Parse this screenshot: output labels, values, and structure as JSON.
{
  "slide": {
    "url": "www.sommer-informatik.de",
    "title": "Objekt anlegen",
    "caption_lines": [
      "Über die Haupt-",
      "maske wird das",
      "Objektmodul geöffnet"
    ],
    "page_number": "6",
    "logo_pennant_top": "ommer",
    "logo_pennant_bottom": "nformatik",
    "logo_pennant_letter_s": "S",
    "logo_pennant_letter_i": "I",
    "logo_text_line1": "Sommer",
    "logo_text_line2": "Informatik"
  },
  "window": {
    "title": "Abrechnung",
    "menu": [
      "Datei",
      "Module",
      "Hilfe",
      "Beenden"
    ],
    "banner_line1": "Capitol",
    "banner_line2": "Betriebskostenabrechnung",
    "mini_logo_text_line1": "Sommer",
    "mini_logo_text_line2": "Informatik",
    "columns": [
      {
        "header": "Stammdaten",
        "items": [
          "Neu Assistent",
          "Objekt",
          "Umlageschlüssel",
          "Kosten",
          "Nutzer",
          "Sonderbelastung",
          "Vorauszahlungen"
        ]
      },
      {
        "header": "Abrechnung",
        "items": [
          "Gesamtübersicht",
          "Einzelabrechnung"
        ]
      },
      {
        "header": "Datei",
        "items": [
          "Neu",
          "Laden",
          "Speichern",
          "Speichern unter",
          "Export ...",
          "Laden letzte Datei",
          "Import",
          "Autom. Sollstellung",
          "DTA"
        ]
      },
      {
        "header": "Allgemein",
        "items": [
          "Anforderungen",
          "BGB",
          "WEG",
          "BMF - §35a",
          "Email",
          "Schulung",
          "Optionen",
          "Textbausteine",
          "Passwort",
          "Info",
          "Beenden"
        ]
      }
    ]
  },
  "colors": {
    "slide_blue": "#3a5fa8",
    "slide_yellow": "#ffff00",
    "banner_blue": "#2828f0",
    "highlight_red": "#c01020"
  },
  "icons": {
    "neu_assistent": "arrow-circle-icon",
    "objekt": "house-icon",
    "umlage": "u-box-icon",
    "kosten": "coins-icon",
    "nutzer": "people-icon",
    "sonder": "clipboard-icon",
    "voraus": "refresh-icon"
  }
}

====================

Restate each record exactly as written.

• THE COMPLETED TASK
Parse this screenshot: output labels, values, and structure as JSON.
{
  "slide": {
    "url": "www.sommer-informatik.de",
    "title": "Objekt anlegen",
    "caption_lines": [
      "Über die Haupt-",
      "maske wird das",
      "Objektmodul geöffnet"
    ],
    "page_number": "6",
    "logo_pennant_top": "ommer",
    "logo_pennant_bottom": "nformatik",
    "logo_pennant_letter_s": "S",
    "logo_pennant_letter_i": "I",
    "logo_text_line1": "Sommer",
    "logo_text_line2": "Informatik"
  },
  "window": {
    "title": "Abrechnung",
    "menu": [
      "Datei",
      "Module",
      "Hilfe",
      "Beenden"
    ],
    "banner_line1": "Capitol",
    "banner_line2": "Betriebskostenabrechnung",
    "mini_logo_text_line1": "Sommer",
    "mini_logo_text_line2": "Informatik",
    "columns": [
      {
        "header": "Stammdaten",
        "items": [
          "Neu Assistent",
          "Objekt",
          "Umlageschlüssel",
          "Kosten",
          "Nutzer",
          "Sonderbelastung",
          "Vorauszahlungen"
        ]
      },
      {
        "header": "Abrechnung",
        "items": [
          "Gesamtübersicht",
          "Einzelabrechnung"
        ]
      },
      {
        "header": "Datei",
        "items": [
          "Neu",
          "Laden",
          "Speichern",
          "Speichern unter",
          "Export ...",
          "Laden letzte Datei",
          "Import",
          "Autom. Sollstellung",
          "DTA"
        ]
      },
      {
        "header": "Allgemein",
        "items": [
          "Anforderungen",
          "BGB",
          "WEG",
          "BMF - §35a",
          "Email",
          "Schulung",
          "Optionen",
          "Textbausteine",
          "Passwort",
          "Info",
          "Beenden"
        ]
      }
    ]
  },
  "colors": {
    "slide_blue": "#3a5fa8",
    "slide_yellow": "#ffff00",
    "banner_blue": "#2828f0",
    "highlight_red": "#c01020"
  },
  "icons": {
    "neu_assistent": "arrow-circle-icon",
    "objekt": "house-icon",
    "umlage": "u-box-icon",
    "kosten": "coins-icon",
    "nutzer": "people-icon",
    "sonder": "clipboard-icon",
    "voraus": "refresh-icon"
  }
}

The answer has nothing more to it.